> **WRITTEN REQUEST**: Check each line of the listing below for the string "文段出处", and copy the ones that have it.

┌──

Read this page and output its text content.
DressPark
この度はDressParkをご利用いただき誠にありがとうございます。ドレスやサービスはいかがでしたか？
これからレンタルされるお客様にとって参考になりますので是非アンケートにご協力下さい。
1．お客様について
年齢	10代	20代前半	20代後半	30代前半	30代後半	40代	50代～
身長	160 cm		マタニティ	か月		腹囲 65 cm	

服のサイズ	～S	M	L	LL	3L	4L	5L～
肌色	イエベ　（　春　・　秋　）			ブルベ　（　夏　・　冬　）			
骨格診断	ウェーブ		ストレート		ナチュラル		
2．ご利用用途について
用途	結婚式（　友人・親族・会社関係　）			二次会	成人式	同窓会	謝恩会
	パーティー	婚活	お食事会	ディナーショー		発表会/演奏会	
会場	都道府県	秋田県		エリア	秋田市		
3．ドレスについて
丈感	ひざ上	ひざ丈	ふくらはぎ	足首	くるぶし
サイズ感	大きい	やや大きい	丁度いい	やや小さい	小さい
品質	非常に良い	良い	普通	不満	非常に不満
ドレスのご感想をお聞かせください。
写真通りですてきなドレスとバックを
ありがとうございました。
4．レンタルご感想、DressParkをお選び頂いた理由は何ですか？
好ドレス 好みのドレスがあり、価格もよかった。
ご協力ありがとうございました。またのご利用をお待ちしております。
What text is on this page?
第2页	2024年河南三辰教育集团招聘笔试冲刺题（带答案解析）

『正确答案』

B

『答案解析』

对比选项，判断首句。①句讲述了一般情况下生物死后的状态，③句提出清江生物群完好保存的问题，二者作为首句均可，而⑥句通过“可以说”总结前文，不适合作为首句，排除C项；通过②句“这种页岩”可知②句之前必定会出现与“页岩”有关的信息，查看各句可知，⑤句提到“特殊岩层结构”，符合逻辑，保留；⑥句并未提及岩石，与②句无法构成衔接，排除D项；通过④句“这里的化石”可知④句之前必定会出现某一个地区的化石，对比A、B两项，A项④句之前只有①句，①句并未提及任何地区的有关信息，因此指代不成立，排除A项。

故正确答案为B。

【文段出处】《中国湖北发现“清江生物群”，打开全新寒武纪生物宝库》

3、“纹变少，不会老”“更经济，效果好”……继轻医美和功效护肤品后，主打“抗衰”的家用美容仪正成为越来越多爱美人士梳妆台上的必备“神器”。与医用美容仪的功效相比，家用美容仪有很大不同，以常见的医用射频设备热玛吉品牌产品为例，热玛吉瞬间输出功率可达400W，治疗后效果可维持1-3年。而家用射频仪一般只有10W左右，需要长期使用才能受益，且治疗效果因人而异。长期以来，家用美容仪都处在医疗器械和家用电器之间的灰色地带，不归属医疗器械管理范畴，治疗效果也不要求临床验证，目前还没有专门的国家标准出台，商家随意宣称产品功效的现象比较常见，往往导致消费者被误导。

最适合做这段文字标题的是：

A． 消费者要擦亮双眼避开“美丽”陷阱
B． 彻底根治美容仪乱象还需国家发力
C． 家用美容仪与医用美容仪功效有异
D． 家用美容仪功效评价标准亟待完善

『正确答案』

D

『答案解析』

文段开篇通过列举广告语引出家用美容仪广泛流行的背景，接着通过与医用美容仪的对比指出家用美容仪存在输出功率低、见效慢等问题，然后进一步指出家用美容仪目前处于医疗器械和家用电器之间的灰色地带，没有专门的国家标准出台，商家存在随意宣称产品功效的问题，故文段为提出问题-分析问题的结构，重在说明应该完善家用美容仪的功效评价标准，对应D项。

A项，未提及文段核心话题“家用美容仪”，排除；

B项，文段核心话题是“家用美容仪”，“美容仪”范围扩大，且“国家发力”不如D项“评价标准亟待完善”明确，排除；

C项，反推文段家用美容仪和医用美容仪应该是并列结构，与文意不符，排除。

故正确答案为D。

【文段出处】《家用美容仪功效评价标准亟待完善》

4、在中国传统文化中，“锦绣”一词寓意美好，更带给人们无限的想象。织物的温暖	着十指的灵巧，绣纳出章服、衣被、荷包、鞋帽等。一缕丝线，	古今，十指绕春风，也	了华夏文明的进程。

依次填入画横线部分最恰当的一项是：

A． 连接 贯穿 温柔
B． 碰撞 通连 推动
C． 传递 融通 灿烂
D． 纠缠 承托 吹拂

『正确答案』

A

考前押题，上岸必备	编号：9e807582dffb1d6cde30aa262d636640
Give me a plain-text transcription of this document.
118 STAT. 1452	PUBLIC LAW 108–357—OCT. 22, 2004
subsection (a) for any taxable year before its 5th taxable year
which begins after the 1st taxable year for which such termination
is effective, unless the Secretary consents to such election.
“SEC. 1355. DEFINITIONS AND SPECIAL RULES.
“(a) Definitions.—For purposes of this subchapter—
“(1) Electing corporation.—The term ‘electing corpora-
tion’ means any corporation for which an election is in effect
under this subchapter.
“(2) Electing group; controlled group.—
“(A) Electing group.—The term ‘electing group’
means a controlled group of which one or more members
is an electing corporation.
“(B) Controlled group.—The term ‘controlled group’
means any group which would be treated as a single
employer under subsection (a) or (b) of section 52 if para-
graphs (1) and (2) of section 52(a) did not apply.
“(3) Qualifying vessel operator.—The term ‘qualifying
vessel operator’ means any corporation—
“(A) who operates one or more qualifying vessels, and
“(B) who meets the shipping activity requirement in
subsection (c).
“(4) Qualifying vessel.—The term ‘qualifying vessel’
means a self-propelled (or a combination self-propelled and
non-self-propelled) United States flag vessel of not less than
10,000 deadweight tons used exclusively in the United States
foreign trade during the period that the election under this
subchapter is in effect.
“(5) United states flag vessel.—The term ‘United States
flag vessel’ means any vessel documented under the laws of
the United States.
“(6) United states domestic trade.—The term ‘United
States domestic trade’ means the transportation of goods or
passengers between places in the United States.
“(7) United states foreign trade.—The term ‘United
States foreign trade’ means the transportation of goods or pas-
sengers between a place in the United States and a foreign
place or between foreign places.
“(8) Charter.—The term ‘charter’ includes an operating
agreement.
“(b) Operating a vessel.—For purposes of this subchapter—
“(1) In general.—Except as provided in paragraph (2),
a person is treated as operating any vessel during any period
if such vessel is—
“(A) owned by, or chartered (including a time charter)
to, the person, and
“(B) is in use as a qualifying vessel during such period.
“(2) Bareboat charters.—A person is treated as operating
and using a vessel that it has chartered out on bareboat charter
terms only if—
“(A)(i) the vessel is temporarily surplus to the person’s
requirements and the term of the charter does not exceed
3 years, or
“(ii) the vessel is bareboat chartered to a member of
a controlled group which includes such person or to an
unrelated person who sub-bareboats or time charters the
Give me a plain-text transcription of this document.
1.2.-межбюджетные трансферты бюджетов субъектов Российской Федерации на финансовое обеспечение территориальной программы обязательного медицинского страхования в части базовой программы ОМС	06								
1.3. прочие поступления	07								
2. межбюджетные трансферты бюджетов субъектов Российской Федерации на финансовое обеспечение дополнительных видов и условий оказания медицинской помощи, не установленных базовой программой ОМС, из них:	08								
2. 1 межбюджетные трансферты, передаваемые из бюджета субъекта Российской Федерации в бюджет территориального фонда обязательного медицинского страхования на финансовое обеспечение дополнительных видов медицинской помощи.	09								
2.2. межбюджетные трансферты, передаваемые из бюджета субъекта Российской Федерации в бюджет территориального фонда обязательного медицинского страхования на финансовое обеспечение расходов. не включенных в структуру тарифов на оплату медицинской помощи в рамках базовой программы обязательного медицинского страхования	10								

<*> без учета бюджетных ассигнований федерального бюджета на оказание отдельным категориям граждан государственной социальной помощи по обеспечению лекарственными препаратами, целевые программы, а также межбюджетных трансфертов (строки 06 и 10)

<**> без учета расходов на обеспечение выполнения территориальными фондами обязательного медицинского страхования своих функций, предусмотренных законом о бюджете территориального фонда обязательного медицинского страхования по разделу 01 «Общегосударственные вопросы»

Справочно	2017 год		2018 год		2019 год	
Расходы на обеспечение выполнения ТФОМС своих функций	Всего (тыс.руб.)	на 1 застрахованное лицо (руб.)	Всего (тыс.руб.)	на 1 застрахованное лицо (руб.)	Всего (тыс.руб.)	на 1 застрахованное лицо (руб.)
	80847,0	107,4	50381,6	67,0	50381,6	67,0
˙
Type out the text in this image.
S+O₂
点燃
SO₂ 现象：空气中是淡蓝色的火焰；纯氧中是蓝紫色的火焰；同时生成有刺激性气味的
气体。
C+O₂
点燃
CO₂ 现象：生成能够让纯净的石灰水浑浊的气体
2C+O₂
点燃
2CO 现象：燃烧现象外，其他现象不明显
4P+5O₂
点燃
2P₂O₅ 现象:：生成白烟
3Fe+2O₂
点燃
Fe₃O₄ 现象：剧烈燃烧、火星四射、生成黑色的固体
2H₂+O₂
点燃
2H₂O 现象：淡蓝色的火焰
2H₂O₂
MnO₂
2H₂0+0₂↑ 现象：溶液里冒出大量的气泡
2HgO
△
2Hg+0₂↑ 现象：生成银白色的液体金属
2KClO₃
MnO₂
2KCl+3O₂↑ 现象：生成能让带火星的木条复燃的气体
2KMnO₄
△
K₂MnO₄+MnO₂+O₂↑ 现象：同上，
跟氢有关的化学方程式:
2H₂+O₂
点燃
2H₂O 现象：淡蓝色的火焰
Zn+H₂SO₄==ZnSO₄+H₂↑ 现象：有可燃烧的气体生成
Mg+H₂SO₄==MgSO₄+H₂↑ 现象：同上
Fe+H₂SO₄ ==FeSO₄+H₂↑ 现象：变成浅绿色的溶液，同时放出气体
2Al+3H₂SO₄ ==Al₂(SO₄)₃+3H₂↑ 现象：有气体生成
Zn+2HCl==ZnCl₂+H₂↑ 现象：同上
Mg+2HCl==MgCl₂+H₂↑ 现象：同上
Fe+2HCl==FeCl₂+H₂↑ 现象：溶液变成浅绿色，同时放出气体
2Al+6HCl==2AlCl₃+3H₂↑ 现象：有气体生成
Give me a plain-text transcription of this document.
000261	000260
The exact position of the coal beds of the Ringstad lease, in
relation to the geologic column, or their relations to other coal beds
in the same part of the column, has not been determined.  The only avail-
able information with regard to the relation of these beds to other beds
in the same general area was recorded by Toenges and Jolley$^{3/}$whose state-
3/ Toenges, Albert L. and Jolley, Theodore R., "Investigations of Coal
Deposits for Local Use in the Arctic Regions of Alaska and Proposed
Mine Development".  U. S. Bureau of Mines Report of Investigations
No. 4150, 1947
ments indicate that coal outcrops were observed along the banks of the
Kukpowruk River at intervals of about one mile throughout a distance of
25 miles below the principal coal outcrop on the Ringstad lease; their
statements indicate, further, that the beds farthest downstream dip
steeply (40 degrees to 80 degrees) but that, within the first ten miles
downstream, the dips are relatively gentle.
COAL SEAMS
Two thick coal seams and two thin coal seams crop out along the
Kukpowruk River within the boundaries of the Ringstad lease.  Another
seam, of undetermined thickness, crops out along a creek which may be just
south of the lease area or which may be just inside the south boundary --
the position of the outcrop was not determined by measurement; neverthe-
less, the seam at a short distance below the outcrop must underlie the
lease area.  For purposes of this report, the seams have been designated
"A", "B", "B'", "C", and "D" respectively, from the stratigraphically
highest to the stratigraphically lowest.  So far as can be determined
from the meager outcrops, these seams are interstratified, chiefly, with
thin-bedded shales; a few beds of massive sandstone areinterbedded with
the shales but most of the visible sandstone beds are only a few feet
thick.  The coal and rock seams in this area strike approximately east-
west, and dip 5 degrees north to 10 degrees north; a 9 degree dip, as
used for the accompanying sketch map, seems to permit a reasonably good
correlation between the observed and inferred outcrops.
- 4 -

└──

> **OUTPUT OF THE EXERCISE**:
【文段出处】《中国湖北发现“清江生物群”，打开全新寒武纪生物宝库》
【文段出处】《家用美容仪功效评价标准亟待完善》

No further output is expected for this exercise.